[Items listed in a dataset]
+++

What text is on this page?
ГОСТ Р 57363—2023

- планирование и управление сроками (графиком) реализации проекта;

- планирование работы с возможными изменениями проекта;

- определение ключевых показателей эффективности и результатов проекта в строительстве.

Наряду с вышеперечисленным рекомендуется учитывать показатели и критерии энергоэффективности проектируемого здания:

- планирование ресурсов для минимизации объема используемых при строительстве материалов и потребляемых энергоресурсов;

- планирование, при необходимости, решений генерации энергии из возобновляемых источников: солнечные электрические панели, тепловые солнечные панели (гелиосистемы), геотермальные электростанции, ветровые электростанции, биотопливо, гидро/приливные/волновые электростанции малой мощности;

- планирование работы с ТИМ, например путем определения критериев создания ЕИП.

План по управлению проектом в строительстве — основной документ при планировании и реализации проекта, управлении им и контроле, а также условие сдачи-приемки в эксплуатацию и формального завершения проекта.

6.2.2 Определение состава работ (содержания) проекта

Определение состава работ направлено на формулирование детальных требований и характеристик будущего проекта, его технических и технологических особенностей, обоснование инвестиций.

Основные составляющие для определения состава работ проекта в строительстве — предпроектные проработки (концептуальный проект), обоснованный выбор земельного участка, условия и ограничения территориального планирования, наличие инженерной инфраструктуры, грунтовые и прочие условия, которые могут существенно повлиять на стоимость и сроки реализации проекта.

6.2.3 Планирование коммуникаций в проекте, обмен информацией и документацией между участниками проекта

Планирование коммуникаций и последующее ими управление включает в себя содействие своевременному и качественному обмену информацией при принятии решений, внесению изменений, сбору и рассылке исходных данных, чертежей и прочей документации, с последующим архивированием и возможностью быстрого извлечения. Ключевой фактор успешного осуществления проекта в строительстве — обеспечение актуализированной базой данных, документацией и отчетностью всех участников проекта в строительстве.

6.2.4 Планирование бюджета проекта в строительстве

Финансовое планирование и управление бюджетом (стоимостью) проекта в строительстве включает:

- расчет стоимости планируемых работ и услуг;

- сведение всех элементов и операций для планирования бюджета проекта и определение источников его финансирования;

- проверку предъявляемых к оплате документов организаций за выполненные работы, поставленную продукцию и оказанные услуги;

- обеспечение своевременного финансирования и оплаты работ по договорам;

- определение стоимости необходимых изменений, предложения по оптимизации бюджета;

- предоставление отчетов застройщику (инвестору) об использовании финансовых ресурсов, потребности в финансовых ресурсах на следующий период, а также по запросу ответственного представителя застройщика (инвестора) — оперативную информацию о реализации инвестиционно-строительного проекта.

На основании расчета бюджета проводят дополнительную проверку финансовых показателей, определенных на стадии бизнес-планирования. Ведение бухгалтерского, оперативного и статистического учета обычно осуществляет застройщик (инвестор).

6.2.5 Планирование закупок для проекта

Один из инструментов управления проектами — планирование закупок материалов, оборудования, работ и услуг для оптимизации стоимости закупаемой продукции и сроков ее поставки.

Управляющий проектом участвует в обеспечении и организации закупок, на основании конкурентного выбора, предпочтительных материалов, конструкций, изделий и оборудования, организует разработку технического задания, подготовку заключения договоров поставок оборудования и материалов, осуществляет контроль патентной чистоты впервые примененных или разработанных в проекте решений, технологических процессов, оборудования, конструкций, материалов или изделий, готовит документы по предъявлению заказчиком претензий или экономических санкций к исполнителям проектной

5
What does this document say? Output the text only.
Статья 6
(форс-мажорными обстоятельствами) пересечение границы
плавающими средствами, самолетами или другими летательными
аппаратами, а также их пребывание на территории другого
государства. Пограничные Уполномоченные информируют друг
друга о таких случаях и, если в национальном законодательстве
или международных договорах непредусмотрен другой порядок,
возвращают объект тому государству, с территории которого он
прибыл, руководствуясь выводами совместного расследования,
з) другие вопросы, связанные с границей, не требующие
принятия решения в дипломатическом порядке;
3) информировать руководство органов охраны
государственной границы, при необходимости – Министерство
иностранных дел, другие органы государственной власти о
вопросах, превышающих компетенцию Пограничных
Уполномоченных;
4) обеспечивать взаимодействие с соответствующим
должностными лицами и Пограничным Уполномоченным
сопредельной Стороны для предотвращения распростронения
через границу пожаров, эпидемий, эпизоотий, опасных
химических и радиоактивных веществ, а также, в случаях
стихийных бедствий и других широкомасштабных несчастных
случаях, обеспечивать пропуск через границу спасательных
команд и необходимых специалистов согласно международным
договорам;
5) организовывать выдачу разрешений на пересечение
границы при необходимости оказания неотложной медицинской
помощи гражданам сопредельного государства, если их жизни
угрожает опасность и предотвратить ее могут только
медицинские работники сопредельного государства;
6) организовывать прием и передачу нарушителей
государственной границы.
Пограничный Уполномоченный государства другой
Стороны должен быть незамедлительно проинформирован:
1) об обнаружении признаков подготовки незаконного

+++

Reproduce the lines word for word, starting at the one holding "What does this" and ending at the final line of the material above.

What does this document say? Output the text only.
Статья 6
(форс-мажорными обстоятельствами) пересечение границы
плавающими средствами, самолетами или другими летательными
аппаратами, а также их пребывание на территории другого
государства. Пограничные Уполномоченные информируют друг
друга о таких случаях и, если в национальном законодательстве
или международных договорах непредусмотрен другой порядок,
возвращают объект тому государству, с территории которого он
прибыл, руководствуясь выводами совместного расследования,
з) другие вопросы, связанные с границей, не требующие
принятия решения в дипломатическом порядке;
3) информировать руководство органов охраны
государственной границы, при необходимости – Министерство
иностранных дел, другие органы государственной власти о
вопросах, превышающих компетенцию Пограничных
Уполномоченных;
4) обеспечивать взаимодействие с соответствующим
должностными лицами и Пограничным Уполномоченным
сопредельной Стороны для предотвращения распростронения
через границу пожаров, эпидемий, эпизоотий, опасных
химических и радиоактивных веществ, а также, в случаях
стихийных бедствий и других широкомасштабных несчастных
случаях, обеспечивать пропуск через границу спасательных
команд и необходимых специалистов согласно международным
договорам;
5) организовывать выдачу разрешений на пересечение
границы при необходимости оказания неотложной медицинской
помощи гражданам сопредельного государства, если их жизни
угрожает опасность и предотвратить ее могут только
медицинские работники сопредельного государства;
6) организовывать прием и передачу нарушителей
государственной границы.
Пограничный Уполномоченный государства другой
Стороны должен быть незамедлительно проинформирован:
1) об обнаружении признаков подготовки незаконного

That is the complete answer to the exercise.